◆ SET PROBLEM
Identify the lines bearing the string "text" and gather them.

-- START OF INPUT --

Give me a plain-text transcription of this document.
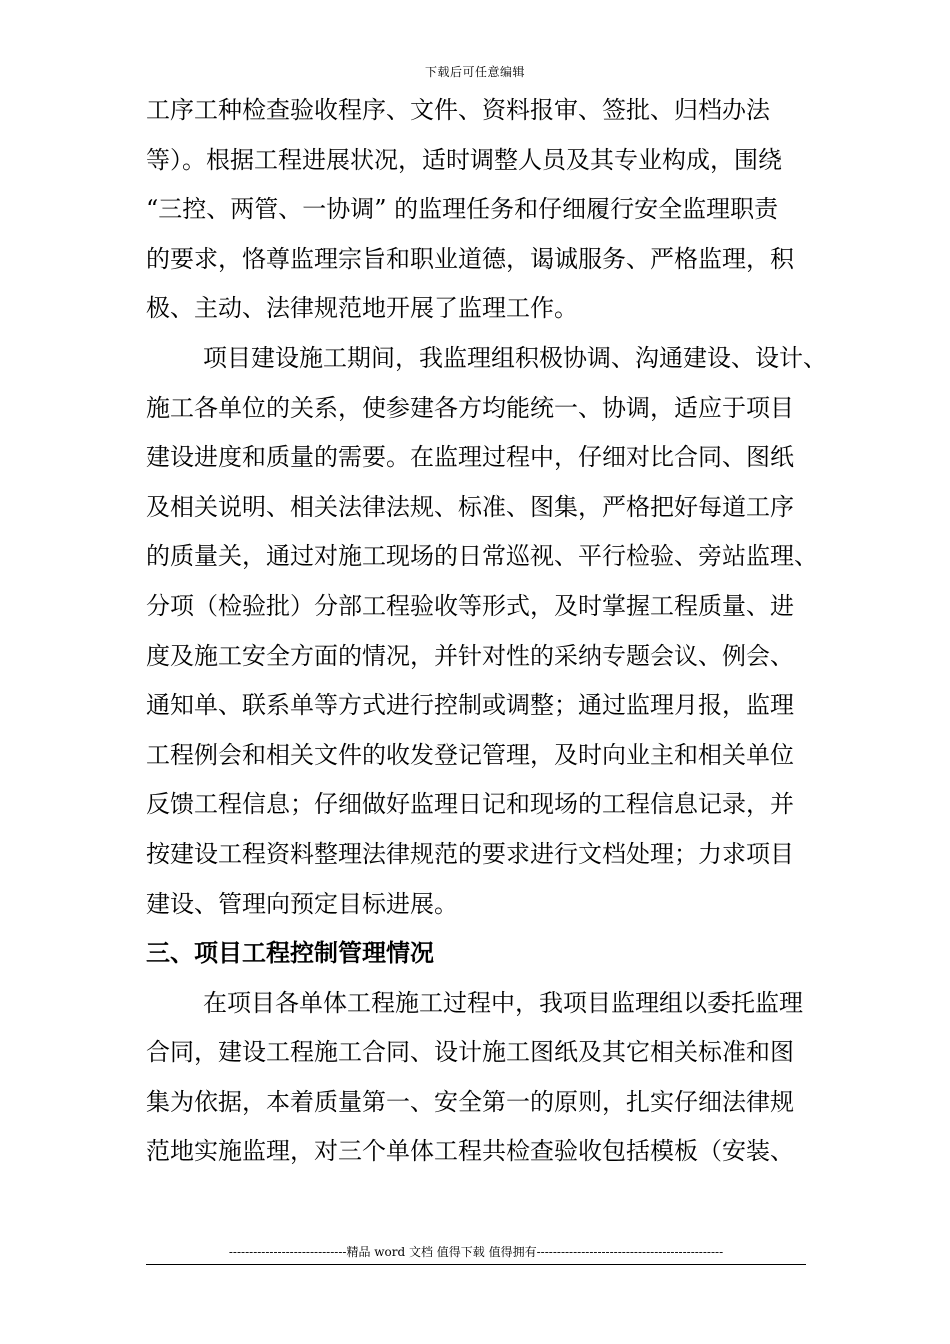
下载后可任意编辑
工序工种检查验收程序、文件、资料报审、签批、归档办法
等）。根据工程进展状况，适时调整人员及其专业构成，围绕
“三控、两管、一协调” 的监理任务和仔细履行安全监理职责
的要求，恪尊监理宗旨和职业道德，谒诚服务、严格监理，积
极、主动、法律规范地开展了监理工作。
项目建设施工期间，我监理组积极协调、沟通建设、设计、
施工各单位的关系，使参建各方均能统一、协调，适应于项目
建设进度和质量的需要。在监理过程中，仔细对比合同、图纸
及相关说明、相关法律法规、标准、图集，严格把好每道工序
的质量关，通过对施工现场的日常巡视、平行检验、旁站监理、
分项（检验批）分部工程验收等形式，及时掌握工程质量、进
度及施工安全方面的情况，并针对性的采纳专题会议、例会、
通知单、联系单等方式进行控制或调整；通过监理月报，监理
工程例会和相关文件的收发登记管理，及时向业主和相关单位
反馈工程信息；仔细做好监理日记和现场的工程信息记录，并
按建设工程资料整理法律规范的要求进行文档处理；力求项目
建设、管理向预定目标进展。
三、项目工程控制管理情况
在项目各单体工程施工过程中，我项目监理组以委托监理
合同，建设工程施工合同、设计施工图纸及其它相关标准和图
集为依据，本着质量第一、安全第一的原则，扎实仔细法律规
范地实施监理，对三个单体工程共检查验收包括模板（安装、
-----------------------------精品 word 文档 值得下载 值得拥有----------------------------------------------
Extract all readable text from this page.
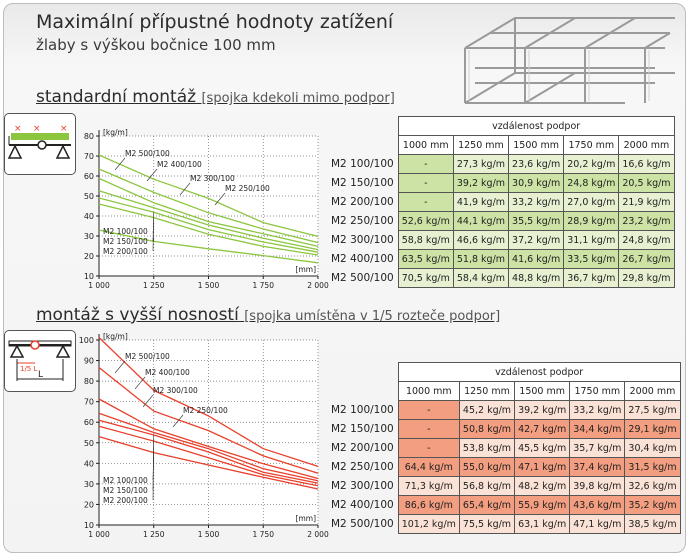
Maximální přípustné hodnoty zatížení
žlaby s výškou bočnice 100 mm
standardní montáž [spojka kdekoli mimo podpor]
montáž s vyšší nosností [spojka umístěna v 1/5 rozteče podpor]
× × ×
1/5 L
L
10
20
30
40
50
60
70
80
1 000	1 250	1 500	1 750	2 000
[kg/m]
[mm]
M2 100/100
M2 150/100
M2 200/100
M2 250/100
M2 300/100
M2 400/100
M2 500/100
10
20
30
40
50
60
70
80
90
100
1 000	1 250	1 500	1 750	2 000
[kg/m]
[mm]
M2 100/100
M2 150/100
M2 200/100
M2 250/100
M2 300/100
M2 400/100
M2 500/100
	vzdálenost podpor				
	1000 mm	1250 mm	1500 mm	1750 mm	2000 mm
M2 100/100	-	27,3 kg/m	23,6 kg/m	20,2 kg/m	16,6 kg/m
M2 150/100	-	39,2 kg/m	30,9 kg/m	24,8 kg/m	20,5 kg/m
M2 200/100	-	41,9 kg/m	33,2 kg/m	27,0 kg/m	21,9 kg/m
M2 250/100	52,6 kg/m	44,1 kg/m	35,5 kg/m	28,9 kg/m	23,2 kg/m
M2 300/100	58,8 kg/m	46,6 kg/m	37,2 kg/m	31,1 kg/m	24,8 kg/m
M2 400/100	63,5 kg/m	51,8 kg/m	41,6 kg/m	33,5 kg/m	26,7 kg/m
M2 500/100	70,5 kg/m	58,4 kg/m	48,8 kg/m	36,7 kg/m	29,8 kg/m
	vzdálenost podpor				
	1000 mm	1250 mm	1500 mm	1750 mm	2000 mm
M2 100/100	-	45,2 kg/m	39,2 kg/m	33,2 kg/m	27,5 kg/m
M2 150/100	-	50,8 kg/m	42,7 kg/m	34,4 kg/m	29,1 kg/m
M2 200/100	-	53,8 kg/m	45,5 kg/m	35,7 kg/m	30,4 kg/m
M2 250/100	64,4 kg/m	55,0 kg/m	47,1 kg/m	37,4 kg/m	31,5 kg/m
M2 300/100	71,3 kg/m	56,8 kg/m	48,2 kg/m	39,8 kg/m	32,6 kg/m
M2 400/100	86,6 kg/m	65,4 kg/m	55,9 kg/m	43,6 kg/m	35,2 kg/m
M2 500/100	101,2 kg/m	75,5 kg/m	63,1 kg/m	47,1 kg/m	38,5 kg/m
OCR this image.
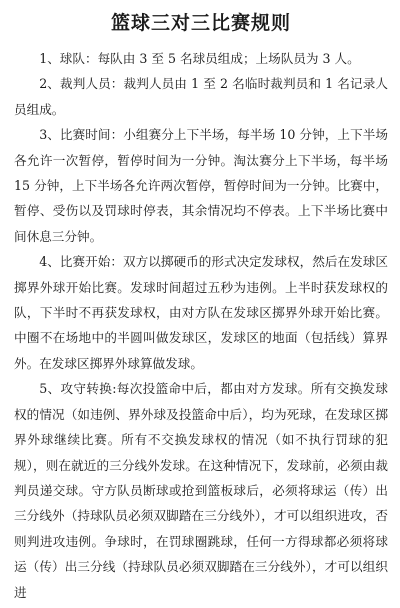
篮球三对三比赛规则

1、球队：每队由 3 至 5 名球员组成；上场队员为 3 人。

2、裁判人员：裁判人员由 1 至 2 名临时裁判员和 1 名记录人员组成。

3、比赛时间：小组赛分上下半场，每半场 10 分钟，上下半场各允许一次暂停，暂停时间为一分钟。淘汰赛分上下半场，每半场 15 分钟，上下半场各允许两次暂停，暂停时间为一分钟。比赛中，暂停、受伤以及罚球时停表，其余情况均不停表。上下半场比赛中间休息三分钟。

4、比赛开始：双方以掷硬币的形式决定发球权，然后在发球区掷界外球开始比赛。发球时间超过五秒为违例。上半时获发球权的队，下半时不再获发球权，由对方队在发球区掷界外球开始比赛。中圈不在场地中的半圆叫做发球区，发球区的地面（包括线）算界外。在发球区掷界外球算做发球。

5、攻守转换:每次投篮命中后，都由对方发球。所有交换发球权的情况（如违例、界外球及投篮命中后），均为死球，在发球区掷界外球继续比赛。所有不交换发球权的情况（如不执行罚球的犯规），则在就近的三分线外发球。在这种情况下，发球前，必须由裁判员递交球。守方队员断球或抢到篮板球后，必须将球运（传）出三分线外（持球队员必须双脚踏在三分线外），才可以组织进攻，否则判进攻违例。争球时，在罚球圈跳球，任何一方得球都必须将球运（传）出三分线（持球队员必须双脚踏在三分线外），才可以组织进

-- END OF INPUT --

◆ FINAL ANSWER
Give me a plain-text transcription of this document.
Extract all readable text from this page.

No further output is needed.